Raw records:
+-------+

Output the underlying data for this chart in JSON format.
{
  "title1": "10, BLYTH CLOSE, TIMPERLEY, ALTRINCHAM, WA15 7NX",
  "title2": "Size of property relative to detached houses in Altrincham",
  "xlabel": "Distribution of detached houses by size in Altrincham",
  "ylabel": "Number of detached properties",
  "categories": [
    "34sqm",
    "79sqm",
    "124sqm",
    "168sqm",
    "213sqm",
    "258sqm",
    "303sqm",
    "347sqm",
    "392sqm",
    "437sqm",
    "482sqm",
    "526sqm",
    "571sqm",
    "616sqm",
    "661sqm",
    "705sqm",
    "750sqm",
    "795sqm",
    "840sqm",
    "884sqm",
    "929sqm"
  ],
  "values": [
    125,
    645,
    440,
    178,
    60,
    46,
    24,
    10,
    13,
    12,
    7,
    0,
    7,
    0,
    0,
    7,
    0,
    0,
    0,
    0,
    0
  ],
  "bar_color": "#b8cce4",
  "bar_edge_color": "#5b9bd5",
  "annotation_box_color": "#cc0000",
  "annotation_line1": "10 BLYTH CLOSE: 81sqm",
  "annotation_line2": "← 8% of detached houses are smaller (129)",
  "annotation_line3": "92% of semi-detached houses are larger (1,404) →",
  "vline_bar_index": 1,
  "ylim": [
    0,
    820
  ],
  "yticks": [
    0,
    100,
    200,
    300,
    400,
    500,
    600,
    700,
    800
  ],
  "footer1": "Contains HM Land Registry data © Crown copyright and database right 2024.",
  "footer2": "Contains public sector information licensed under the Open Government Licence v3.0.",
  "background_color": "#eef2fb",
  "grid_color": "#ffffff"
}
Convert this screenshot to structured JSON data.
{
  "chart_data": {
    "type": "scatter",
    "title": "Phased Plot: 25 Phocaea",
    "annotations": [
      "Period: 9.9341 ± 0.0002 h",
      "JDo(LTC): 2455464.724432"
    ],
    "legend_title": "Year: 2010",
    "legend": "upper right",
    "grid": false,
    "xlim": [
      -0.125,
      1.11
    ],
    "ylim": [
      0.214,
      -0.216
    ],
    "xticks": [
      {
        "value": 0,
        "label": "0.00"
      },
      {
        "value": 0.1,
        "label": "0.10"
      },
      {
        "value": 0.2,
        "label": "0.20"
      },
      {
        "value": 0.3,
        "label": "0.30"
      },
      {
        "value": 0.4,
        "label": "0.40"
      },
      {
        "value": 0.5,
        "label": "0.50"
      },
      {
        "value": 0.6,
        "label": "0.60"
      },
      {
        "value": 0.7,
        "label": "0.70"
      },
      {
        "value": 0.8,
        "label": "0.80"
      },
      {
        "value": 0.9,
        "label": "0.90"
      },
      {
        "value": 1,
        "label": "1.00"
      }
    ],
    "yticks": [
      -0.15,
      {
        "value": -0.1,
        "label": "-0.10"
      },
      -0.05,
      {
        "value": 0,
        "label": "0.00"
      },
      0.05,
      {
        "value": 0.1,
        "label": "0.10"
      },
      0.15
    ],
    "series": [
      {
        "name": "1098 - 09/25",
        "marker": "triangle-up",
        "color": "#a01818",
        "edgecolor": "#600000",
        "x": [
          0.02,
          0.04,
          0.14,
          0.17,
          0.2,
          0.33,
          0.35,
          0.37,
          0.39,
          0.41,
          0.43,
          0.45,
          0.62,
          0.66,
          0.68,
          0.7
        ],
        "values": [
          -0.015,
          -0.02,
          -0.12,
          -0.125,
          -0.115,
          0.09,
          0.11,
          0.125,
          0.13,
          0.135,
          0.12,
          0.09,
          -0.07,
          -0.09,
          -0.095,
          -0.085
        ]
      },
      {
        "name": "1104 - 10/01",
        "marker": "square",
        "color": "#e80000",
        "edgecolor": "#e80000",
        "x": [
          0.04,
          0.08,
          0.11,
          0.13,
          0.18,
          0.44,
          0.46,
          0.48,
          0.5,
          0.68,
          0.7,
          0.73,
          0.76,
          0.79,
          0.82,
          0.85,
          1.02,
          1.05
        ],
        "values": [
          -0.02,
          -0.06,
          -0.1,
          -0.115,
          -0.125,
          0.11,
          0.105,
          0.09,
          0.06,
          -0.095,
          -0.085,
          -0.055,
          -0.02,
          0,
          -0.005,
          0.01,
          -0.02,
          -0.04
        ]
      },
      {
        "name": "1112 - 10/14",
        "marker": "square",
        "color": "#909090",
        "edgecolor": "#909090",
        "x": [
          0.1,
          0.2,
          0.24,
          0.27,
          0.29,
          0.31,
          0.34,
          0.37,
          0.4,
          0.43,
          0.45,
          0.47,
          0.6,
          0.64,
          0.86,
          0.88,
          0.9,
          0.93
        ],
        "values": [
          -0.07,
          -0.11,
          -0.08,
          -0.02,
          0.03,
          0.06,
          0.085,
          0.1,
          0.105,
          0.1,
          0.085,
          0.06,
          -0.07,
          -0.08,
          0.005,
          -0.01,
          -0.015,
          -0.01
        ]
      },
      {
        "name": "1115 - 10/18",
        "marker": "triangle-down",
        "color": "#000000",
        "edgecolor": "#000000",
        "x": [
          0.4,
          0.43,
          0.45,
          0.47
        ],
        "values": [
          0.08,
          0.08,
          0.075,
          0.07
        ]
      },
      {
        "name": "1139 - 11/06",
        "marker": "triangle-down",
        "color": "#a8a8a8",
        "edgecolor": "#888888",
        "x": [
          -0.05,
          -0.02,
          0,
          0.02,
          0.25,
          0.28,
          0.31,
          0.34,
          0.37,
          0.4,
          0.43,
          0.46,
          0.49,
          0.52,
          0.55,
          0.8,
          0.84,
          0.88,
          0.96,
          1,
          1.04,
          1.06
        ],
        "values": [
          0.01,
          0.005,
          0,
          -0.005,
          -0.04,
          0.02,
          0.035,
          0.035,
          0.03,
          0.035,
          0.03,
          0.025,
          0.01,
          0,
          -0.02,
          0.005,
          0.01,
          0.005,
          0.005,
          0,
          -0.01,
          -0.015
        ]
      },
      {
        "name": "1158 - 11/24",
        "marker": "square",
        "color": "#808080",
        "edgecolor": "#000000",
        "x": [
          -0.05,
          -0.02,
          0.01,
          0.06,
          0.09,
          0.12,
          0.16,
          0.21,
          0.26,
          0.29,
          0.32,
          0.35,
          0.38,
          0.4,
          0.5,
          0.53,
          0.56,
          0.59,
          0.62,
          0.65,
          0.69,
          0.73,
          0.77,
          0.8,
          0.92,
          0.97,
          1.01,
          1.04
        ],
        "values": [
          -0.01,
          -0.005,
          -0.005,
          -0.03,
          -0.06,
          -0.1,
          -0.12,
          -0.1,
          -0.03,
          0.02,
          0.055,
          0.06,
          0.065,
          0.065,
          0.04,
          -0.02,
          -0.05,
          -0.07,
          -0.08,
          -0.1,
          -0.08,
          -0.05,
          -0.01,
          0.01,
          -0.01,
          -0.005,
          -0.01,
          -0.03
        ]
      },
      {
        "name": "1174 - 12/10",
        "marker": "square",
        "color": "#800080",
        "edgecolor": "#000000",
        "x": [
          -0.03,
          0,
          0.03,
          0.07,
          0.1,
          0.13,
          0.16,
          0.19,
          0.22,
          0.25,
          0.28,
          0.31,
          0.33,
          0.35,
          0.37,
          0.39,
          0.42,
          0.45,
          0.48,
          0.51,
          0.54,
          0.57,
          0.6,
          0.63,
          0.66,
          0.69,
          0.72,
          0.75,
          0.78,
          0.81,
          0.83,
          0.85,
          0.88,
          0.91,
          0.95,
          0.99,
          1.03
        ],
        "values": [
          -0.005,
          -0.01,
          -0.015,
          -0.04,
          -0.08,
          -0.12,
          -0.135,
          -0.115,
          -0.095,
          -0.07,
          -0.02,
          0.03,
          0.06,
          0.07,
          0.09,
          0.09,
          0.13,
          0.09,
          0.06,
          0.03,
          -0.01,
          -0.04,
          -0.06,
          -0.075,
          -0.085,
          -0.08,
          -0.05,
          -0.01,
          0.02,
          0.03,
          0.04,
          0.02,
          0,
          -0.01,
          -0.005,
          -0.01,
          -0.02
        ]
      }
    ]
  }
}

+-------+

AIM OF THE EXERCISE →
The required answer is a single number: the count of lines in the entries that hold the string "CLOSE".

COMPLETE OUTPUT →
2